● EXERCISE TASK: Copy out the listing exactly.

● DATA SUPPLIED:

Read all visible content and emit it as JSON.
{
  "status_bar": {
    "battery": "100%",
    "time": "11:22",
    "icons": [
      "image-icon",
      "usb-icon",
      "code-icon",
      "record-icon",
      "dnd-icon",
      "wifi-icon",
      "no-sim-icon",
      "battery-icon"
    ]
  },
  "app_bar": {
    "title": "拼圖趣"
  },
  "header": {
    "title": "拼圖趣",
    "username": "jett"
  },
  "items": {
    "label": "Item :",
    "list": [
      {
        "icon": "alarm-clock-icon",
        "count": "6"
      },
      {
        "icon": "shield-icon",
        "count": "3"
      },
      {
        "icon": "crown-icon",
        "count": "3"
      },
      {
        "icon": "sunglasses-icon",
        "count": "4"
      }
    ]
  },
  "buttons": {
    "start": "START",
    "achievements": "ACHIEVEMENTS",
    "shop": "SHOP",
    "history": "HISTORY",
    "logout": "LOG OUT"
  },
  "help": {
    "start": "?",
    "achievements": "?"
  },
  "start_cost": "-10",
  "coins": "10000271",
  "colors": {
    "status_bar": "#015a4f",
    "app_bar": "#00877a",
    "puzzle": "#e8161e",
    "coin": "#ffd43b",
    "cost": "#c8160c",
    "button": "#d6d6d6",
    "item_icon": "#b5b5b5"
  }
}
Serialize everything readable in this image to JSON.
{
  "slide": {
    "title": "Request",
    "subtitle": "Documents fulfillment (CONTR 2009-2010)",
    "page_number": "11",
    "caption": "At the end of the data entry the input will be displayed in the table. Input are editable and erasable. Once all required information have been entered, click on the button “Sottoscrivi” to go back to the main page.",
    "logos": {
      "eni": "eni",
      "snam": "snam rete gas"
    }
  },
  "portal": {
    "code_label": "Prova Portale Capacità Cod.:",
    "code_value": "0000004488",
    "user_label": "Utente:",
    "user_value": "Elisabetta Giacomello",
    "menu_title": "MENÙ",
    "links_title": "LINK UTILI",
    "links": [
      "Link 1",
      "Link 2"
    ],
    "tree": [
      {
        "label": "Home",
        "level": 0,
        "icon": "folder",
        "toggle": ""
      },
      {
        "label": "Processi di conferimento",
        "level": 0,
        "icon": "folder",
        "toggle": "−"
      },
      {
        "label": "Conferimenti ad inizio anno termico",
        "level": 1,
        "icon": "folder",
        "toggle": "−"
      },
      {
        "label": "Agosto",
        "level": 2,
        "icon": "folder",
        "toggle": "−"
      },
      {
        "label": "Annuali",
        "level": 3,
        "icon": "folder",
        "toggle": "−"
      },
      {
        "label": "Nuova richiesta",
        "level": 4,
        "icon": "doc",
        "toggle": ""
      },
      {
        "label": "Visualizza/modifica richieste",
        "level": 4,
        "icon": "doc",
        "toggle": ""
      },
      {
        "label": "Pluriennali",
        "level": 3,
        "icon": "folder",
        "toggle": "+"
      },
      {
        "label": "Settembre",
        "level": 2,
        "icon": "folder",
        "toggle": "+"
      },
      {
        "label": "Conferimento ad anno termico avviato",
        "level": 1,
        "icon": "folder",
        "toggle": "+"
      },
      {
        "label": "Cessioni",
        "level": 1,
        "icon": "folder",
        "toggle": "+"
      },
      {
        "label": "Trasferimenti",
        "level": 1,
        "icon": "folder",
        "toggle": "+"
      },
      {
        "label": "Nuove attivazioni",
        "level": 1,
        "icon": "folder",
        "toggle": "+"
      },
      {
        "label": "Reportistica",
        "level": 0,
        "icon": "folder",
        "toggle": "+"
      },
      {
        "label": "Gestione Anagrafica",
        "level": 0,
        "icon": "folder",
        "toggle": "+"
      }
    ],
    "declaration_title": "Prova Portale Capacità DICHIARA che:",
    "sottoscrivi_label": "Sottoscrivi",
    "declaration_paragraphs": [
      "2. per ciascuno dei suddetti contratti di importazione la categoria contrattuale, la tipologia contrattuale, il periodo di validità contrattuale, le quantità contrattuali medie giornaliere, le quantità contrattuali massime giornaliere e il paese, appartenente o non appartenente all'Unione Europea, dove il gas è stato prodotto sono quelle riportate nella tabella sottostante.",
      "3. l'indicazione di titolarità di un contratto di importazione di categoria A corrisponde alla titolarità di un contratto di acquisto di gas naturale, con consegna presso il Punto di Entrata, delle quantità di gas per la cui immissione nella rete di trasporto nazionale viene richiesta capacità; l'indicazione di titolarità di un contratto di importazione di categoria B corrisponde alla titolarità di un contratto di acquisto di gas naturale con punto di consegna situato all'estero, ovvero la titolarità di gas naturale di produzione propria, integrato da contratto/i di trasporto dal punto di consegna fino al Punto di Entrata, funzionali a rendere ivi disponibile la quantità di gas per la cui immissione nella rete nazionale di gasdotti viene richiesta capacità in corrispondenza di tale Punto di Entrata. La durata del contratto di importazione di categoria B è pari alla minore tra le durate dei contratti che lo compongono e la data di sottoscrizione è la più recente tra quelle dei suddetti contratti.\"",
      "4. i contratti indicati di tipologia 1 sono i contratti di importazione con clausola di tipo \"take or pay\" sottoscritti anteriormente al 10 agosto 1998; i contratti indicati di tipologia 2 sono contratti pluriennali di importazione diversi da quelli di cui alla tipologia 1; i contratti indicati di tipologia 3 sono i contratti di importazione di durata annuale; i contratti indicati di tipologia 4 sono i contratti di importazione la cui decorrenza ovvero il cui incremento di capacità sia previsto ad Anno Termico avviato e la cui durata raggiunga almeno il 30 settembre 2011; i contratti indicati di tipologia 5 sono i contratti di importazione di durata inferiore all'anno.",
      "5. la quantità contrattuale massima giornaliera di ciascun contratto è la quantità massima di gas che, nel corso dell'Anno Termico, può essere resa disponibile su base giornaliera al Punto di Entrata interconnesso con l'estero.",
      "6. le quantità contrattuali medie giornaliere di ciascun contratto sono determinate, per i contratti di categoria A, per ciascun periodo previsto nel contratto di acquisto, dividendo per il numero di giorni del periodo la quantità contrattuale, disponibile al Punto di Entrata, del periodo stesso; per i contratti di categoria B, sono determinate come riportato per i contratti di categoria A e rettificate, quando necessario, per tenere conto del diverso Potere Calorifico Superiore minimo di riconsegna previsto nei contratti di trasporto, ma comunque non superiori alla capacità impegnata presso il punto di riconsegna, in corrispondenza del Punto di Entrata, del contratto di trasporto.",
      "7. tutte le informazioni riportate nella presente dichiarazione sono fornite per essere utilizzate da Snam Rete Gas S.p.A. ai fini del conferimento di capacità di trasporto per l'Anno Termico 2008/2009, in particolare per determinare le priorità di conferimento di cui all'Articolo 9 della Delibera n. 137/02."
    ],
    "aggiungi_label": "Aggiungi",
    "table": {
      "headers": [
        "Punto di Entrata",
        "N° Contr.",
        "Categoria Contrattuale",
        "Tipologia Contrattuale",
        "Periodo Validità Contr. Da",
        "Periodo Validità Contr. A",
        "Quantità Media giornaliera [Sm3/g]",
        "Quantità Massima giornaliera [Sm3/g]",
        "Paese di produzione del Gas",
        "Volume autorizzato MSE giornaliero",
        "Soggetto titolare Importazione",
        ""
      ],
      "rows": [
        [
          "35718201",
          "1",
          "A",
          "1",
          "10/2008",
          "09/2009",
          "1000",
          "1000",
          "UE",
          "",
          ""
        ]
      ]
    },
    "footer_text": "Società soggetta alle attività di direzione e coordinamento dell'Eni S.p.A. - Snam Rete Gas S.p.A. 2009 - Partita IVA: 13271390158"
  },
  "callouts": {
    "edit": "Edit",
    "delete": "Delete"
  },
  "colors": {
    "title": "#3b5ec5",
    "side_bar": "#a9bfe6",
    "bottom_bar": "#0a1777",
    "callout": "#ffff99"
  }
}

● SOLUTION FOR THIS EXERCISE:
Read all visible content and emit it as JSON.
{
  "status_bar": {
    "battery": "100%",
    "time": "11:22",
    "icons": [
      "image-icon",
      "usb-icon",
      "code-icon",
      "record-icon",
      "dnd-icon",
      "wifi-icon",
      "no-sim-icon",
      "battery-icon"
    ]
  },
  "app_bar": {
    "title": "拼圖趣"
  },
  "header": {
    "title": "拼圖趣",
    "username": "jett"
  },
  "items": {
    "label": "Item :",
    "list": [
      {
        "icon": "alarm-clock-icon",
        "count": "6"
      },
      {
        "icon": "shield-icon",
        "count": "3"
      },
      {
        "icon": "crown-icon",
        "count": "3"
      },
      {
        "icon": "sunglasses-icon",
        "count": "4"
      }
    ]
  },
  "buttons": {
    "start": "START",
    "achievements": "ACHIEVEMENTS",
    "shop": "SHOP",
    "history": "HISTORY",
    "logout": "LOG OUT"
  },
  "help": {
    "start": "?",
    "achievements": "?"
  },
  "start_cost": "-10",
  "coins": "10000271",
  "colors": {
    "status_bar": "#015a4f",
    "app_bar": "#00877a",
    "puzzle": "#e8161e",
    "coin": "#ffd43b",
    "cost": "#c8160c",
    "button": "#d6d6d6",
    "item_icon": "#b5b5b5"
  }
}
Serialize everything readable in this image to JSON.
{
  "slide": {
    "title": "Request",
    "subtitle": "Documents fulfillment (CONTR 2009-2010)",
    "page_number": "11",
    "caption": "At the end of the data entry the input will be displayed in the table. Input are editable and erasable. Once all required information have been entered, click on the button “Sottoscrivi” to go back to the main page.",
    "logos": {
      "eni": "eni",
      "snam": "snam rete gas"
    }
  },
  "portal": {
    "code_label": "Prova Portale Capacità Cod.:",
    "code_value": "0000004488",
    "user_label": "Utente:",
    "user_value": "Elisabetta Giacomello",
    "menu_title": "MENÙ",
    "links_title": "LINK UTILI",
    "links": [
      "Link 1",
      "Link 2"
    ],
    "tree": [
      {
        "label": "Home",
        "level": 0,
        "icon": "folder",
        "toggle": ""
      },
      {
        "label": "Processi di conferimento",
        "level": 0,
        "icon": "folder",
        "toggle": "−"
      },
      {
        "label": "Conferimenti ad inizio anno termico",
        "level": 1,
        "icon": "folder",
        "toggle": "−"
      },
      {
        "label": "Agosto",
        "level": 2,
        "icon": "folder",
        "toggle": "−"
      },
      {
        "label": "Annuali",
        "level": 3,
        "icon": "folder",
        "toggle": "−"
      },
      {
        "label": "Nuova richiesta",
        "level": 4,
        "icon": "doc",
        "toggle": ""
      },
      {
        "label": "Visualizza/modifica richieste",
        "level": 4,
        "icon": "doc",
        "toggle": ""
      },
      {
        "label": "Pluriennali",
        "level": 3,
        "icon": "folder",
        "toggle": "+"
      },
      {
        "label": "Settembre",
        "level": 2,
        "icon": "folder",
        "toggle": "+"
      },
      {
        "label": "Conferimento ad anno termico avviato",
        "level": 1,
        "icon": "folder",
        "toggle": "+"
      },
      {
        "label": "Cessioni",
        "level": 1,
        "icon": "folder",
        "toggle": "+"
      },
      {
        "label": "Trasferimenti",
        "level": 1,
        "icon": "folder",
        "toggle": "+"
      },
      {
        "label": "Nuove attivazioni",
        "level": 1,
        "icon": "folder",
        "toggle": "+"
      },
      {
        "label": "Reportistica",
        "level": 0,
        "icon": "folder",
        "toggle": "+"
      },
      {
        "label": "Gestione Anagrafica",
        "level": 0,
        "icon": "folder",
        "toggle": "+"
      }
    ],
    "declaration_title": "Prova Portale Capacità DICHIARA che:",
    "sottoscrivi_label": "Sottoscrivi",
    "declaration_paragraphs": [
      "2. per ciascuno dei suddetti contratti di importazione la categoria contrattuale, la tipologia contrattuale, il periodo di validità contrattuale, le quantità contrattuali medie giornaliere, le quantità contrattuali massime giornaliere e il paese, appartenente o non appartenente all'Unione Europea, dove il gas è stato prodotto sono quelle riportate nella tabella sottostante.",
      "3. l'indicazione di titolarità di un contratto di importazione di categoria A corrisponde alla titolarità di un contratto di acquisto di gas naturale, con consegna presso il Punto di Entrata, delle quantità di gas per la cui immissione nella rete di trasporto nazionale viene richiesta capacità; l'indicazione di titolarità di un contratto di importazione di categoria B corrisponde alla titolarità di un contratto di acquisto di gas naturale con punto di consegna situato all'estero, ovvero la titolarità di gas naturale di produzione propria, integrato da contratto/i di trasporto dal punto di consegna fino al Punto di Entrata, funzionali a rendere ivi disponibile la quantità di gas per la cui immissione nella rete nazionale di gasdotti viene richiesta capacità in corrispondenza di tale Punto di Entrata. La durata del contratto di importazione di categoria B è pari alla minore tra le durate dei contratti che lo compongono e la data di sottoscrizione è la più recente tra quelle dei suddetti contratti.\"",
      "4. i contratti indicati di tipologia 1 sono i contratti di importazione con clausola di tipo \"take or pay\" sottoscritti anteriormente al 10 agosto 1998; i contratti indicati di tipologia 2 sono contratti pluriennali di importazione diversi da quelli di cui alla tipologia 1; i contratti indicati di tipologia 3 sono i contratti di importazione di durata annuale; i contratti indicati di tipologia 4 sono i contratti di importazione la cui decorrenza ovvero il cui incremento di capacità sia previsto ad Anno Termico avviato e la cui durata raggiunga almeno il 30 settembre 2011; i contratti indicati di tipologia 5 sono i contratti di importazione di durata inferiore all'anno.",
      "5. la quantità contrattuale massima giornaliera di ciascun contratto è la quantità massima di gas che, nel corso dell'Anno Termico, può essere resa disponibile su base giornaliera al Punto di Entrata interconnesso con l'estero.",
      "6. le quantità contrattuali medie giornaliere di ciascun contratto sono determinate, per i contratti di categoria A, per ciascun periodo previsto nel contratto di acquisto, dividendo per il numero di giorni del periodo la quantità contrattuale, disponibile al Punto di Entrata, del periodo stesso; per i contratti di categoria B, sono determinate come riportato per i contratti di categoria A e rettificate, quando necessario, per tenere conto del diverso Potere Calorifico Superiore minimo di riconsegna previsto nei contratti di trasporto, ma comunque non superiori alla capacità impegnata presso il punto di riconsegna, in corrispondenza del Punto di Entrata, del contratto di trasporto.",
      "7. tutte le informazioni riportate nella presente dichiarazione sono fornite per essere utilizzate da Snam Rete Gas S.p.A. ai fini del conferimento di capacità di trasporto per l'Anno Termico 2008/2009, in particolare per determinare le priorità di conferimento di cui all'Articolo 9 della Delibera n. 137/02."
    ],
    "aggiungi_label": "Aggiungi",
    "table": {
      "headers": [
        "Punto di Entrata",
        "N° Contr.",
        "Categoria Contrattuale",
        "Tipologia Contrattuale",
        "Periodo Validità Contr. Da",
        "Periodo Validità Contr. A",
        "Quantità Media giornaliera [Sm3/g]",
        "Quantità Massima giornaliera [Sm3/g]",
        "Paese di produzione del Gas",
        "Volume autorizzato MSE giornaliero",
        "Soggetto titolare Importazione",
        ""
      ],
      "rows": [
        [
          "35718201",
          "1",
          "A",
          "1",
          "10/2008",
          "09/2009",
          "1000",
          "1000",
          "UE",
          "",
          ""
        ]
      ]
    },
    "footer_text": "Società soggetta alle attività di direzione e coordinamento dell'Eni S.p.A. - Snam Rete Gas S.p.A. 2009 - Partita IVA: 13271390158"
  },
  "callouts": {
    "edit": "Edit",
    "delete": "Delete"
  },
  "colors": {
    "title": "#3b5ec5",
    "side_bar": "#a9bfe6",
    "bottom_bar": "#0a1777",
    "callout": "#ffff99"
  }
}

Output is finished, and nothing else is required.